Lines that hold the word "JSON" should be located and copied.

━━━ Information provided ━━━

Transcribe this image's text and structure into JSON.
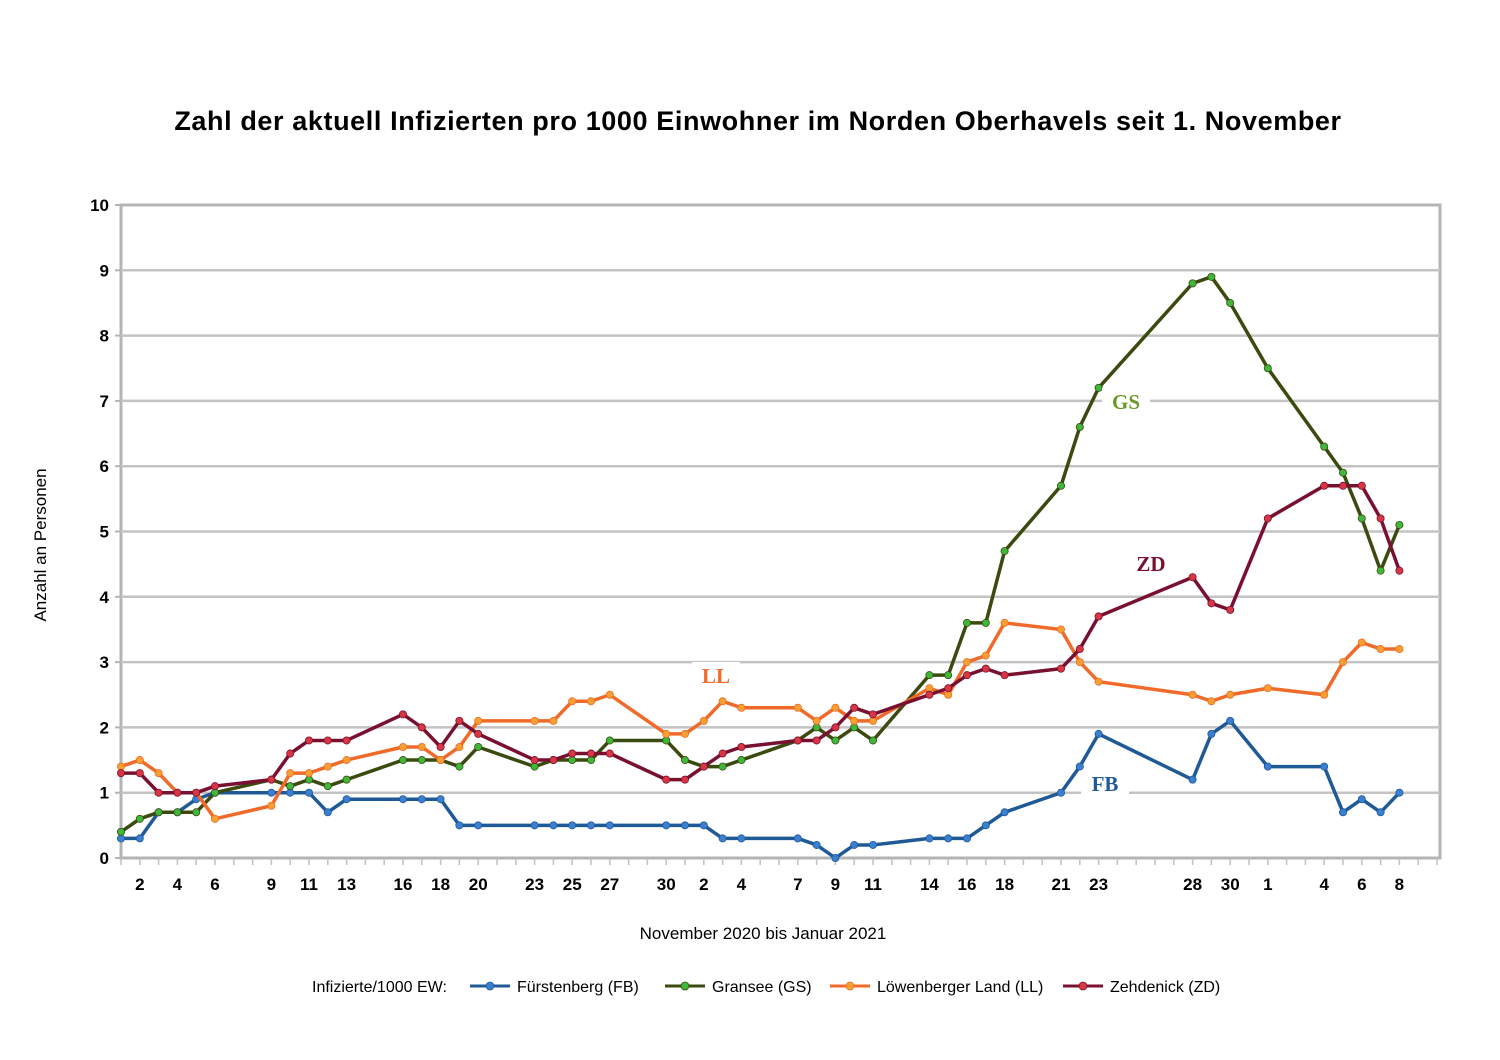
{
  "chart_data": {
    "type": "line",
    "title": "Zahl der aktuell Infizierten pro 1000 Einwohner im Norden Oberhavels seit 1. November",
    "xlabel": "November 2020 bis Januar 2021",
    "ylabel": "Anzahl an Personen",
    "ylim": [
      0,
      10
    ],
    "yticks": [
      "0",
      "1",
      "2",
      "3",
      "4",
      "5",
      "6",
      "7",
      "8",
      "9",
      "10"
    ],
    "xlim": [
      "2020-11-01",
      "2021-01-10"
    ],
    "xtick_dates": [
      "2020-11-02",
      "2020-11-04",
      "2020-11-06",
      "2020-11-09",
      "2020-11-11",
      "2020-11-13",
      "2020-11-16",
      "2020-11-18",
      "2020-11-20",
      "2020-11-23",
      "2020-11-25",
      "2020-11-27",
      "2020-11-30",
      "2020-12-02",
      "2020-12-04",
      "2020-12-07",
      "2020-12-09",
      "2020-12-11",
      "2020-12-14",
      "2020-12-16",
      "2020-12-18",
      "2020-12-21",
      "2020-12-23",
      "2020-12-28",
      "2020-12-30",
      "2021-01-01",
      "2021-01-04",
      "2021-01-06",
      "2021-01-08"
    ],
    "xtick_labels": [
      "2",
      "4",
      "6",
      "9",
      "11",
      "13",
      "16",
      "18",
      "20",
      "23",
      "25",
      "27",
      "30",
      "2",
      "4",
      "7",
      "9",
      "11",
      "14",
      "16",
      "18",
      "21",
      "23",
      "28",
      "30",
      "1",
      "4",
      "6",
      "8"
    ],
    "grid": true,
    "legend_position": "bottom",
    "legend_title": "Infizierte/1000 EW:",
    "x": [
      "2020-11-01",
      "2020-11-02",
      "2020-11-03",
      "2020-11-04",
      "2020-11-05",
      "2020-11-06",
      "2020-11-09",
      "2020-11-10",
      "2020-11-11",
      "2020-11-12",
      "2020-11-13",
      "2020-11-16",
      "2020-11-17",
      "2020-11-18",
      "2020-11-19",
      "2020-11-20",
      "2020-11-23",
      "2020-11-24",
      "2020-11-25",
      "2020-11-26",
      "2020-11-27",
      "2020-11-30",
      "2020-12-01",
      "2020-12-02",
      "2020-12-03",
      "2020-12-04",
      "2020-12-07",
      "2020-12-08",
      "2020-12-09",
      "2020-12-10",
      "2020-12-11",
      "2020-12-14",
      "2020-12-15",
      "2020-12-16",
      "2020-12-17",
      "2020-12-18",
      "2020-12-21",
      "2020-12-22",
      "2020-12-23",
      "2020-12-28",
      "2020-12-29",
      "2020-12-30",
      "2021-01-01",
      "2021-01-04",
      "2021-01-05",
      "2021-01-06",
      "2021-01-07",
      "2021-01-08"
    ],
    "series": [
      {
        "name": "Fürstenberg (FB)",
        "label": "FB",
        "line_color": "#1f5a96",
        "marker_color": "#3a7fd0",
        "values": [
          0.3,
          0.3,
          0.7,
          0.7,
          0.9,
          1.0,
          1.0,
          1.0,
          1.0,
          0.7,
          0.9,
          0.9,
          0.9,
          0.9,
          0.5,
          0.5,
          0.5,
          0.5,
          0.5,
          0.5,
          0.5,
          0.5,
          0.5,
          0.5,
          0.3,
          0.3,
          0.3,
          0.2,
          0.0,
          0.2,
          0.2,
          0.3,
          0.3,
          0.3,
          0.5,
          0.7,
          1.0,
          1.4,
          1.9,
          1.2,
          1.9,
          2.1,
          1.4,
          1.4,
          0.7,
          0.9,
          0.7,
          1.0
        ]
      },
      {
        "name": "Gransee (GS)",
        "label": "GS",
        "line_color": "#3b4a0f",
        "marker_color": "#3fb83a",
        "label_color": "#6b9a2a",
        "values": [
          0.4,
          0.6,
          0.7,
          0.7,
          0.7,
          1.0,
          1.2,
          1.1,
          1.2,
          1.1,
          1.2,
          1.5,
          1.5,
          1.5,
          1.4,
          1.7,
          1.4,
          1.5,
          1.5,
          1.5,
          1.8,
          1.8,
          1.5,
          1.4,
          1.4,
          1.5,
          1.8,
          2.0,
          1.8,
          2.0,
          1.8,
          2.8,
          2.8,
          3.6,
          3.6,
          4.7,
          5.7,
          6.6,
          7.2,
          8.8,
          8.9,
          8.5,
          7.5,
          6.3,
          5.9,
          5.2,
          4.4,
          5.1
        ]
      },
      {
        "name": "Löwenberger Land (LL)",
        "label": "LL",
        "line_color": "#f06a2a",
        "marker_color": "#f5a030",
        "values": [
          1.4,
          1.5,
          1.3,
          1.0,
          1.0,
          0.6,
          0.8,
          1.3,
          1.3,
          1.4,
          1.5,
          1.7,
          1.7,
          1.5,
          1.7,
          2.1,
          2.1,
          2.1,
          2.4,
          2.4,
          2.5,
          1.9,
          1.9,
          2.1,
          2.4,
          2.3,
          2.3,
          2.1,
          2.3,
          2.1,
          2.1,
          2.6,
          2.5,
          3.0,
          3.1,
          3.6,
          3.5,
          3.0,
          2.7,
          2.5,
          2.4,
          2.5,
          2.6,
          2.5,
          3.0,
          3.3,
          3.2,
          3.2
        ]
      },
      {
        "name": "Zehdenick (ZD)",
        "label": "ZD",
        "line_color": "#7a1030",
        "marker_color": "#d83545",
        "values": [
          1.3,
          1.3,
          1.0,
          1.0,
          1.0,
          1.1,
          1.2,
          1.6,
          1.8,
          1.8,
          1.8,
          2.2,
          2.0,
          1.7,
          2.1,
          1.9,
          1.5,
          1.5,
          1.6,
          1.6,
          1.6,
          1.2,
          1.2,
          1.4,
          1.6,
          1.7,
          1.8,
          1.8,
          2.0,
          2.3,
          2.2,
          2.5,
          2.6,
          2.8,
          2.9,
          2.8,
          2.9,
          3.2,
          3.7,
          4.3,
          3.9,
          3.8,
          5.2,
          5.7,
          5.7,
          5.7,
          5.2,
          4.4
        ]
      }
    ]
  }
}
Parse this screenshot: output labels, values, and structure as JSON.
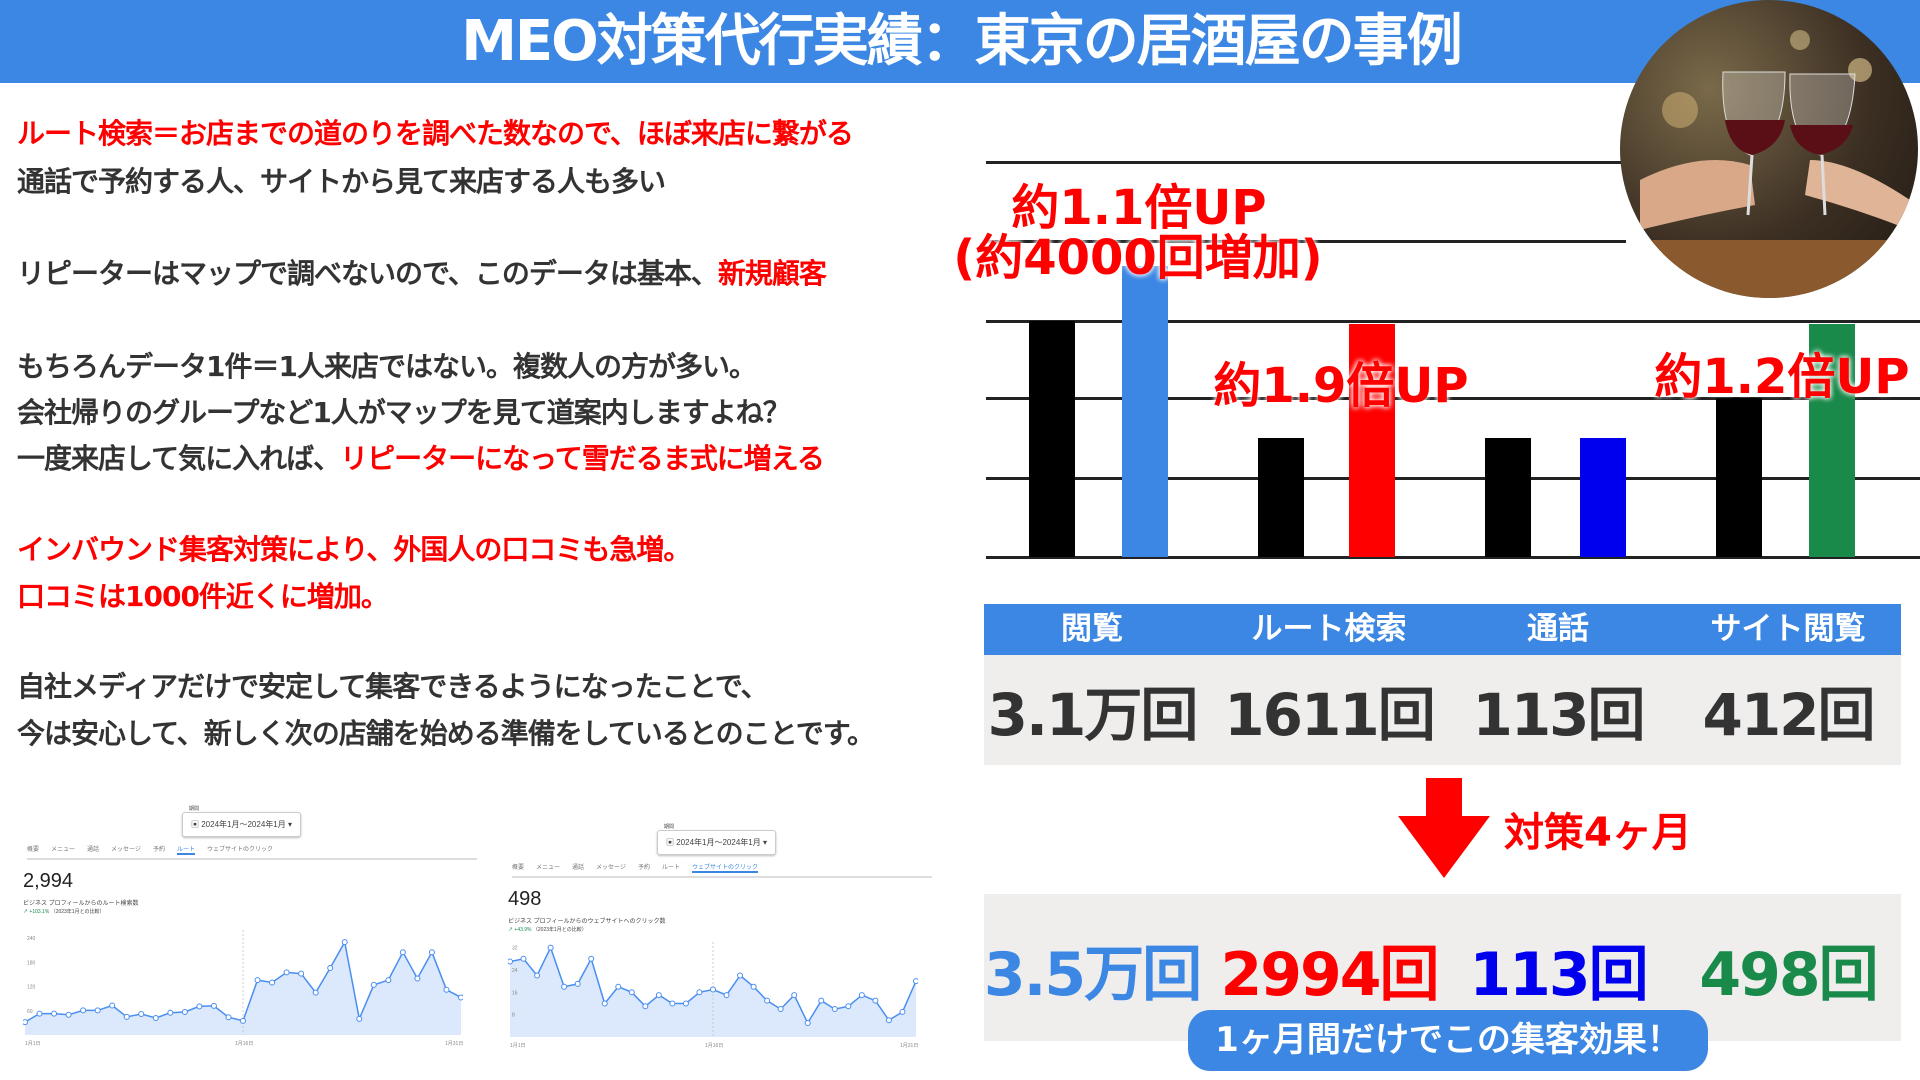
{
  "header": {
    "title": "MEO対策代行実績：東京の居酒屋の事例"
  },
  "body_text": [
    {
      "parts": [
        {
          "t": "ルート検索＝お店までの道のりを調べた数なので、ほぼ来店に繋がる",
          "red": true
        }
      ]
    },
    {
      "parts": [
        {
          "t": "通話で予約する人、サイトから見て来店する人も多い",
          "red": false
        }
      ]
    },
    {
      "parts": [
        {
          "t": "リピーターはマップで調べないので、このデータは基本、",
          "red": false
        },
        {
          "t": "新規顧客",
          "red": true
        }
      ]
    },
    {
      "parts": [
        {
          "t": "もちろんデータ1件＝1人来店ではない。複数人の方が多い。",
          "red": false
        }
      ]
    },
    {
      "parts": [
        {
          "t": "会社帰りのグループなど1人がマップを見て道案内しますよね？",
          "red": false
        }
      ]
    },
    {
      "parts": [
        {
          "t": "一度来店して気に入れば、",
          "red": false
        },
        {
          "t": "リピーターになって雪だるま式に増える",
          "red": true
        }
      ]
    },
    {
      "parts": [
        {
          "t": "インバウンド集客対策により、外国人の口コミも急増。",
          "red": true
        }
      ]
    },
    {
      "parts": [
        {
          "t": "口コミは1000件近くに増加。",
          "red": true
        }
      ]
    },
    {
      "parts": [
        {
          "t": "自社メディアだけで安定して集客できるようになったことで、",
          "red": false
        }
      ]
    },
    {
      "parts": [
        {
          "t": "今は安心して、新しく次の店舗を始める準備をしているとのことです。",
          "red": false
        }
      ]
    }
  ],
  "colors": {
    "accent": "#3b87e3",
    "red": "#ff0000",
    "blue": "#0000ee",
    "green": "#1a8a4a",
    "before": "#000000",
    "after_view": "#3b87e3"
  },
  "chart_data": {
    "type": "bar",
    "categories": [
      "閲覧",
      "ルート検索",
      "通話",
      "サイト閲覧"
    ],
    "series": [
      {
        "values": [
          3.1,
          1611,
          113,
          412
        ]
      },
      {
        "values": [
          3.5,
          2994,
          113,
          498
        ]
      }
    ],
    "annotations": [
      "約1.1倍UP",
      "(約4000回増加)",
      "約1.9倍UP",
      "約1.2倍UP"
    ],
    "grid": true
  },
  "table": {
    "headers": [
      "閲覧",
      "ルート検索",
      "通話",
      "サイト閲覧"
    ],
    "before": [
      "3.1万回",
      "1611回",
      "113回",
      "412回"
    ],
    "after": [
      "3.5万回",
      "2994回",
      "113回",
      "498回"
    ]
  },
  "arrow": {
    "icon": "arrow-down-icon",
    "label": "対策4ヶ月"
  },
  "cta": "1ヶ月間だけでこの集客効果！",
  "photo": {
    "desc_icon": "wine-toast-photo"
  },
  "screenshots": [
    {
      "date_label": "期間",
      "date": "2024年1月～2024年1月",
      "tabs": [
        "概要",
        "メニュー",
        "通話",
        "メッセージ",
        "予約",
        "ルート",
        "ウェブサイトのクリック"
      ],
      "active_tab": 5,
      "value": "2,994",
      "subtitle": "ビジネス プロフィールからのルート検索数",
      "change": "+103.1%",
      "compare": "（2023年1月との比較）",
      "yticks": [
        "240",
        "180",
        "120",
        "60"
      ],
      "ymax": 260,
      "xticks": [
        "1月1日",
        "1月16日",
        "1月31日"
      ],
      "points": [
        32,
        53,
        53,
        50,
        61,
        61,
        73,
        45,
        52,
        42,
        55,
        57,
        71,
        72,
        44,
        35,
        136,
        130,
        155,
        152,
        105,
        166,
        230,
        40,
        124,
        136,
        205,
        140,
        205,
        112,
        93
      ]
    },
    {
      "date_label": "期間",
      "date": "2024年1月～2024年1月",
      "tabs": [
        "概要",
        "メニュー",
        "通話",
        "メッセージ",
        "予約",
        "ルート",
        "ウェブサイトのクリック"
      ],
      "active_tab": 6,
      "value": "498",
      "subtitle": "ビジネス プロフィールからのウェブサイトへのクリック数",
      "change": "+43.9%",
      "compare": "（2023年1月との比較）",
      "yticks": [
        "32",
        "24",
        "16",
        "8"
      ],
      "ymax": 34,
      "xticks": [
        "1月1日",
        "1月16日",
        "1月31日"
      ],
      "points": [
        27,
        28,
        22,
        32,
        18,
        19,
        28,
        12,
        18,
        16,
        11,
        15,
        12,
        12,
        16,
        17,
        15,
        22,
        18,
        13,
        10,
        15,
        5,
        13,
        10,
        11,
        15,
        13,
        6,
        9,
        20
      ]
    }
  ]
}
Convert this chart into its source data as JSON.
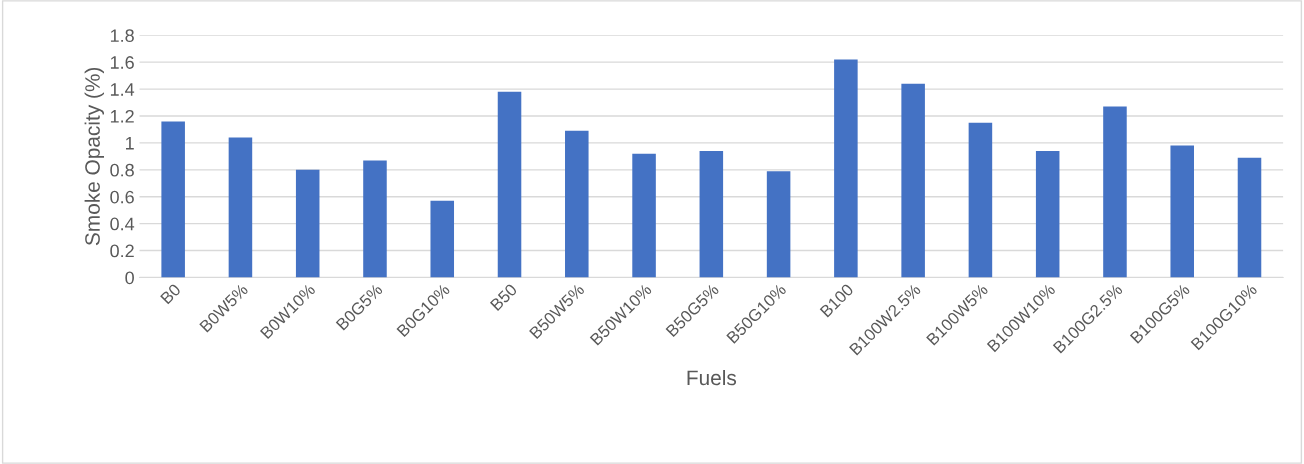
{
  "chart_data": {
    "type": "bar",
    "xlabel": "Fuels",
    "ylabel": "Smoke Opacity (%)",
    "categories": [
      "B0",
      "B0W5%",
      "B0W10%",
      "B0G5%",
      "B0G10%",
      "B50",
      "B50W5%",
      "B50W10%",
      "B50G5%",
      "B50G10%",
      "B100",
      "B100W2.5%",
      "B100W5%",
      "B100W10%",
      "B100G2.5%",
      "B100G5%",
      "B100G10%"
    ],
    "values": [
      1.16,
      1.04,
      0.8,
      0.87,
      0.57,
      1.38,
      1.09,
      0.92,
      0.94,
      0.79,
      1.62,
      1.44,
      1.15,
      0.94,
      1.27,
      0.98,
      0.89
    ],
    "color": "#4472c4",
    "ylim": [
      0,
      1.8
    ],
    "yticks": [
      0,
      0.2,
      0.4,
      0.6,
      0.8,
      1,
      1.2,
      1.4,
      1.6,
      1.8
    ],
    "grid": "y",
    "legend": false
  }
}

━━━

● **Result for this exercise**
Transcribe this image's text and structure into JSON.
Parse this screenshot: output labels, values, and structure as JSON.
Convert this chart into its source data as JSON.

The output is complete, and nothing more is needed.